[Items from a figure collection]
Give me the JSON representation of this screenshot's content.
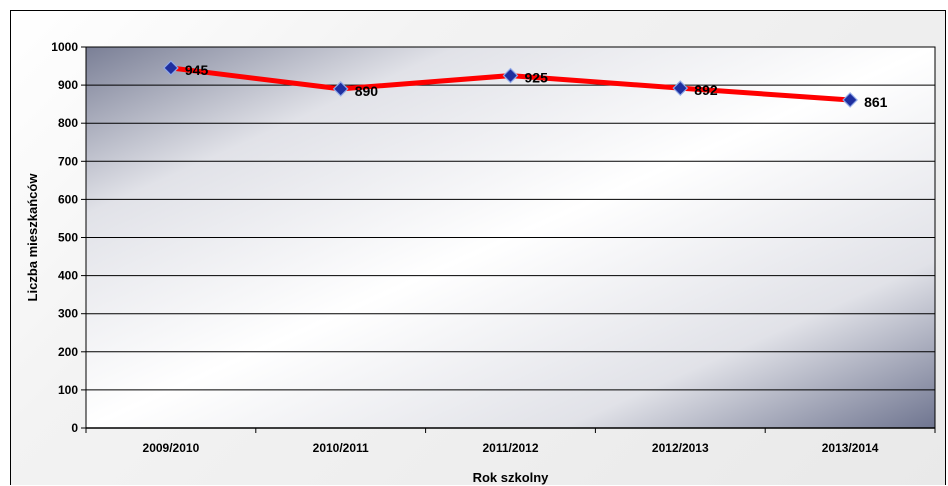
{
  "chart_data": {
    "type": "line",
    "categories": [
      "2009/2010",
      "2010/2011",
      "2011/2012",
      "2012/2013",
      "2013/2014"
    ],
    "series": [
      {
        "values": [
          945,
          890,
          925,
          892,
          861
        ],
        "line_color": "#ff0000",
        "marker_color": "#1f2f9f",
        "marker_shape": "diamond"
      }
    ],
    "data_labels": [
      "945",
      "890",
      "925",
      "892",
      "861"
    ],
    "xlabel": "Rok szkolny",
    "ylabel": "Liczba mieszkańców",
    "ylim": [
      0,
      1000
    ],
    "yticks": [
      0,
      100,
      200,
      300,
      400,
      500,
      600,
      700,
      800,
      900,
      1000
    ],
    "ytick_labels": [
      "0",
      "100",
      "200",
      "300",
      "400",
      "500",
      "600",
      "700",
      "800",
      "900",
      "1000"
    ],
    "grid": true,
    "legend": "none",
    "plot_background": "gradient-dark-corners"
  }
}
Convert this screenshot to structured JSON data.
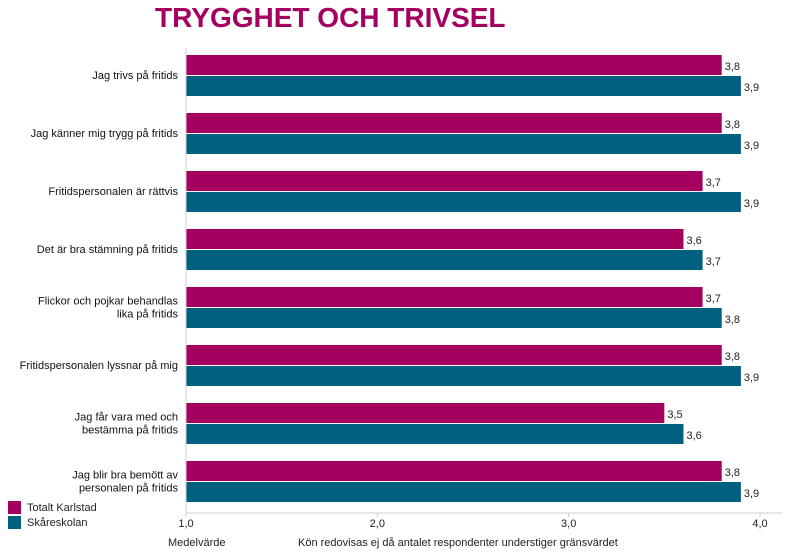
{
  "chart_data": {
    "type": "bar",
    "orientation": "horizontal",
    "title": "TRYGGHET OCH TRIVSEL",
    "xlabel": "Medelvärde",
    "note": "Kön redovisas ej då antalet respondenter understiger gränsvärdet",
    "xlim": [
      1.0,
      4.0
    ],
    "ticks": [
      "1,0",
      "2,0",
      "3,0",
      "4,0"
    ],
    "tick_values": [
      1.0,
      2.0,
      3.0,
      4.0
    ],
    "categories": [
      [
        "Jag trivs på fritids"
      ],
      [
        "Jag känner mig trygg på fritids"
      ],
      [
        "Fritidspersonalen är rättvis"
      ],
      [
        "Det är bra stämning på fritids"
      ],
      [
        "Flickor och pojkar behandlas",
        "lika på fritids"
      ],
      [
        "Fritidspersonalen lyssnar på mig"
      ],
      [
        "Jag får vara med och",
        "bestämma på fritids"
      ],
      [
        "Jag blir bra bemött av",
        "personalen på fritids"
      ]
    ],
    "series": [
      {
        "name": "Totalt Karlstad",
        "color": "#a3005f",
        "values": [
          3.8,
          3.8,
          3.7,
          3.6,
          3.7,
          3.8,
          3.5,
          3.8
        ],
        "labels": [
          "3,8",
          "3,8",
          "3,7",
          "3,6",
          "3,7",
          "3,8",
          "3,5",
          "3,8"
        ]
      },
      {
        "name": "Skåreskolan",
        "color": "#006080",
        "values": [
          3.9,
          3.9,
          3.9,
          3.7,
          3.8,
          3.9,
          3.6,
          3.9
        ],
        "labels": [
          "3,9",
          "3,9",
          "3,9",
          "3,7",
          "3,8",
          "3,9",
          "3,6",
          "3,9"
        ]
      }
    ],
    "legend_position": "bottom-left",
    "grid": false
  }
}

Goal of the exercise ->
Working from the material above, state how many lines contain "JSON"; give only the number.

Solution for this exercise ->
2